### What the exercise asks
Copy every line of the listing exactly.
* * * * * * * * *
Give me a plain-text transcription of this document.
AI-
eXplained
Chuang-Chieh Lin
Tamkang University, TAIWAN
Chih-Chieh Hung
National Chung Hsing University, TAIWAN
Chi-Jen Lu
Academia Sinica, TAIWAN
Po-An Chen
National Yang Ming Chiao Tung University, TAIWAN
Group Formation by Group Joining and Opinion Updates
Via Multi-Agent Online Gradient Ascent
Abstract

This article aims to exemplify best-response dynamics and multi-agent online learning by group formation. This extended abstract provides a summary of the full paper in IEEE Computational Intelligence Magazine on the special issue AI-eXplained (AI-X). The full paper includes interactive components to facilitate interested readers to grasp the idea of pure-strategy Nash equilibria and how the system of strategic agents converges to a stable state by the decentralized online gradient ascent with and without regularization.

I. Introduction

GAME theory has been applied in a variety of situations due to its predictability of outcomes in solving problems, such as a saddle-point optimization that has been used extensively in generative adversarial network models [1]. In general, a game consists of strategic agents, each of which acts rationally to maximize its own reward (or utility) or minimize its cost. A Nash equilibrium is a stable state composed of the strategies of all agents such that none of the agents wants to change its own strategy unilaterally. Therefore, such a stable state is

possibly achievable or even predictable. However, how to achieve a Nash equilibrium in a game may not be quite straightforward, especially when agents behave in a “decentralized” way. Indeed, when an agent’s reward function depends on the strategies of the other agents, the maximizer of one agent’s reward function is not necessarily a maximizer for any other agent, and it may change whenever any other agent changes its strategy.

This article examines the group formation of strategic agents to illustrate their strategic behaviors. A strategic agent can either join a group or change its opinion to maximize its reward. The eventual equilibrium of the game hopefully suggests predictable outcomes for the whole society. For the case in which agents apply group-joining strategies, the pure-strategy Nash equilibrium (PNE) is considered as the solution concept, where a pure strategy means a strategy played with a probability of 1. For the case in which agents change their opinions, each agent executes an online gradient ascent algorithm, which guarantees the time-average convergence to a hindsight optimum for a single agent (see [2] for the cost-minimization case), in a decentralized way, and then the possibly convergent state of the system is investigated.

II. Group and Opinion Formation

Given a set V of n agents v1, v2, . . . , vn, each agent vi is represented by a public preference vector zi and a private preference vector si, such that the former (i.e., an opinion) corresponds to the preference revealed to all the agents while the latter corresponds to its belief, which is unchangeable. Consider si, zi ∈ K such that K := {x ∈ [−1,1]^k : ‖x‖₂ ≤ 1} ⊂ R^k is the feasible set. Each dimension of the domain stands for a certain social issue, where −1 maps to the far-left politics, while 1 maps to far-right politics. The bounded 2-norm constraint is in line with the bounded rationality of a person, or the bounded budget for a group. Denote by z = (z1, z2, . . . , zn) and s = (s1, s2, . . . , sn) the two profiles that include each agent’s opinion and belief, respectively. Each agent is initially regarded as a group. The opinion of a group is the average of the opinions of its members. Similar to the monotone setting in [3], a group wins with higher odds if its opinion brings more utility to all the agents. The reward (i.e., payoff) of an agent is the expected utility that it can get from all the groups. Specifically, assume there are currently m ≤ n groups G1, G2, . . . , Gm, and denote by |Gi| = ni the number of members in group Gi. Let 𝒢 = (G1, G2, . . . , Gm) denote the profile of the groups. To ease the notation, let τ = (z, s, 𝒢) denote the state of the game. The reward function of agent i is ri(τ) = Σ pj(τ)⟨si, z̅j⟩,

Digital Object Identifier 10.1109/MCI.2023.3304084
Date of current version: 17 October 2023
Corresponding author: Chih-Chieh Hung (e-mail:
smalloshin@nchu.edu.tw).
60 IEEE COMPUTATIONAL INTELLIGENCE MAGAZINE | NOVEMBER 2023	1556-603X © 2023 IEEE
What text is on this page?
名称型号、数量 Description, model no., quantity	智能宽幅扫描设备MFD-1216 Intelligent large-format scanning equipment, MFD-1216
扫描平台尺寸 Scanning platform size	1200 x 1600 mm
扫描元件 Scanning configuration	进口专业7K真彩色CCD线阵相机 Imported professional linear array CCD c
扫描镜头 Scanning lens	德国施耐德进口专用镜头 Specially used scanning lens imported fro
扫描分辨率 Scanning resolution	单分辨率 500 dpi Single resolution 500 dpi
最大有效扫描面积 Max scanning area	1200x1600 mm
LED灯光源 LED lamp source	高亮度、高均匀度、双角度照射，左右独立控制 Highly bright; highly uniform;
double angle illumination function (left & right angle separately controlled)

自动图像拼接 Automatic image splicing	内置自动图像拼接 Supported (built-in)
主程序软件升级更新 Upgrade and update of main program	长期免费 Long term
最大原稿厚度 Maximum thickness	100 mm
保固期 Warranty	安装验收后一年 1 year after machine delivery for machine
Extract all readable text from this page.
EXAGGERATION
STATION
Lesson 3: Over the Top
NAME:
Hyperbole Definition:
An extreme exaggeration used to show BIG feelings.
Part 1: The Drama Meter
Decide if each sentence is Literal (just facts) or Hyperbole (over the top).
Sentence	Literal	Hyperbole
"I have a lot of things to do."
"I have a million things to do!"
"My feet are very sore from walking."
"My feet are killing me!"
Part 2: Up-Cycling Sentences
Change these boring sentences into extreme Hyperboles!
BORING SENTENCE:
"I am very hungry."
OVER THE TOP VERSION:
* * * * * * * * *
### Response
Give me a plain-text transcription of this document.
AI-
eXplained
Chuang-Chieh Lin
Tamkang University, TAIWAN
Chih-Chieh Hung
National Chung Hsing University, TAIWAN
Chi-Jen Lu
Academia Sinica, TAIWAN
Po-An Chen
National Yang Ming Chiao Tung University, TAIWAN
Group Formation by Group Joining and Opinion Updates
Via Multi-Agent Online Gradient Ascent
Abstract

This article aims to exemplify best-response dynamics and multi-agent online learning by group formation. This extended abstract provides a summary of the full paper in IEEE Computational Intelligence Magazine on the special issue AI-eXplained (AI-X). The full paper includes interactive components to facilitate interested readers to grasp the idea of pure-strategy Nash equilibria and how the system of strategic agents converges to a stable state by the decentralized online gradient ascent with and without regularization.

I. Introduction

GAME theory has been applied in a variety of situations due to its predictability of outcomes in solving problems, such as a saddle-point optimization that has been used extensively in generative adversarial network models [1]. In general, a game consists of strategic agents, each of which acts rationally to maximize its own reward (or utility) or minimize its cost. A Nash equilibrium is a stable state composed of the strategies of all agents such that none of the agents wants to change its own strategy unilaterally. Therefore, such a stable state is

possibly achievable or even predictable. However, how to achieve a Nash equilibrium in a game may not be quite straightforward, especially when agents behave in a “decentralized” way. Indeed, when an agent’s reward function depends on the strategies of the other agents, the maximizer of one agent’s reward function is not necessarily a maximizer for any other agent, and it may change whenever any other agent changes its strategy.

This article examines the group formation of strategic agents to illustrate their strategic behaviors. A strategic agent can either join a group or change its opinion to maximize its reward. The eventual equilibrium of the game hopefully suggests predictable outcomes for the whole society. For the case in which agents apply group-joining strategies, the pure-strategy Nash equilibrium (PNE) is considered as the solution concept, where a pure strategy means a strategy played with a probability of 1. For the case in which agents change their opinions, each agent executes an online gradient ascent algorithm, which guarantees the time-average convergence to a hindsight optimum for a single agent (see [2] for the cost-minimization case), in a decentralized way, and then the possibly convergent state of the system is investigated.

II. Group and Opinion Formation

Given a set V of n agents v1, v2, . . . , vn, each agent vi is represented by a public preference vector zi and a private preference vector si, such that the former (i.e., an opinion) corresponds to the preference revealed to all the agents while the latter corresponds to its belief, which is unchangeable. Consider si, zi ∈ K such that K := {x ∈ [−1,1]^k : ‖x‖₂ ≤ 1} ⊂ R^k is the feasible set. Each dimension of the domain stands for a certain social issue, where −1 maps to the far-left politics, while 1 maps to far-right politics. The bounded 2-norm constraint is in line with the bounded rationality of a person, or the bounded budget for a group. Denote by z = (z1, z2, . . . , zn) and s = (s1, s2, . . . , sn) the two profiles that include each agent’s opinion and belief, respectively. Each agent is initially regarded as a group. The opinion of a group is the average of the opinions of its members. Similar to the monotone setting in [3], a group wins with higher odds if its opinion brings more utility to all the agents. The reward (i.e., payoff) of an agent is the expected utility that it can get from all the groups. Specifically, assume there are currently m ≤ n groups G1, G2, . . . , Gm, and denote by |Gi| = ni the number of members in group Gi. Let 𝒢 = (G1, G2, . . . , Gm) denote the profile of the groups. To ease the notation, let τ = (z, s, 𝒢) denote the state of the game. The reward function of agent i is ri(τ) = Σ pj(τ)⟨si, z̅j⟩,

Digital Object Identifier 10.1109/MCI.2023.3304084
Date of current version: 17 October 2023
Corresponding author: Chih-Chieh Hung (e-mail:
smalloshin@nchu.edu.tw).
60 IEEE COMPUTATIONAL INTELLIGENCE MAGAZINE | NOVEMBER 2023	1556-603X © 2023 IEEE
What text is on this page?
名称型号、数量 Description, model no., quantity	智能宽幅扫描设备MFD-1216 Intelligent large-format scanning equipment, MFD-1216
扫描平台尺寸 Scanning platform size	1200 x 1600 mm
扫描元件 Scanning configuration	进口专业7K真彩色CCD线阵相机 Imported professional linear array CCD c
扫描镜头 Scanning lens	德国施耐德进口专用镜头 Specially used scanning lens imported fro
扫描分辨率 Scanning resolution	单分辨率 500 dpi Single resolution 500 dpi
最大有效扫描面积 Max scanning area	1200x1600 mm
LED灯光源 LED lamp source	高亮度、高均匀度、双角度照射，左右独立控制 Highly bright; highly uniform;
double angle illumination function (left & right angle separately controlled)

自动图像拼接 Automatic image splicing	内置自动图像拼接 Supported (built-in)
主程序软件升级更新 Upgrade and update of main program	长期免费 Long term
最大原稿厚度 Maximum thickness	100 mm
保固期 Warranty	安装验收后一年 1 year after machine delivery for machine
Extract all readable text from this page.
EXAGGERATION
STATION
Lesson 3: Over the Top
NAME:
Hyperbole Definition:
An extreme exaggeration used to show BIG feelings.
Part 1: The Drama Meter
Decide if each sentence is Literal (just facts) or Hyperbole (over the top).
Sentence	Literal	Hyperbole
"I have a lot of things to do."
"I have a million things to do!"
"My feet are very sore from walking."
"My feet are killing me!"
Part 2: Up-Cycling Sentences
Change these boring sentences into extreme Hyperboles!
BORING SENTENCE:
"I am very hungry."
OVER THE TOP VERSION:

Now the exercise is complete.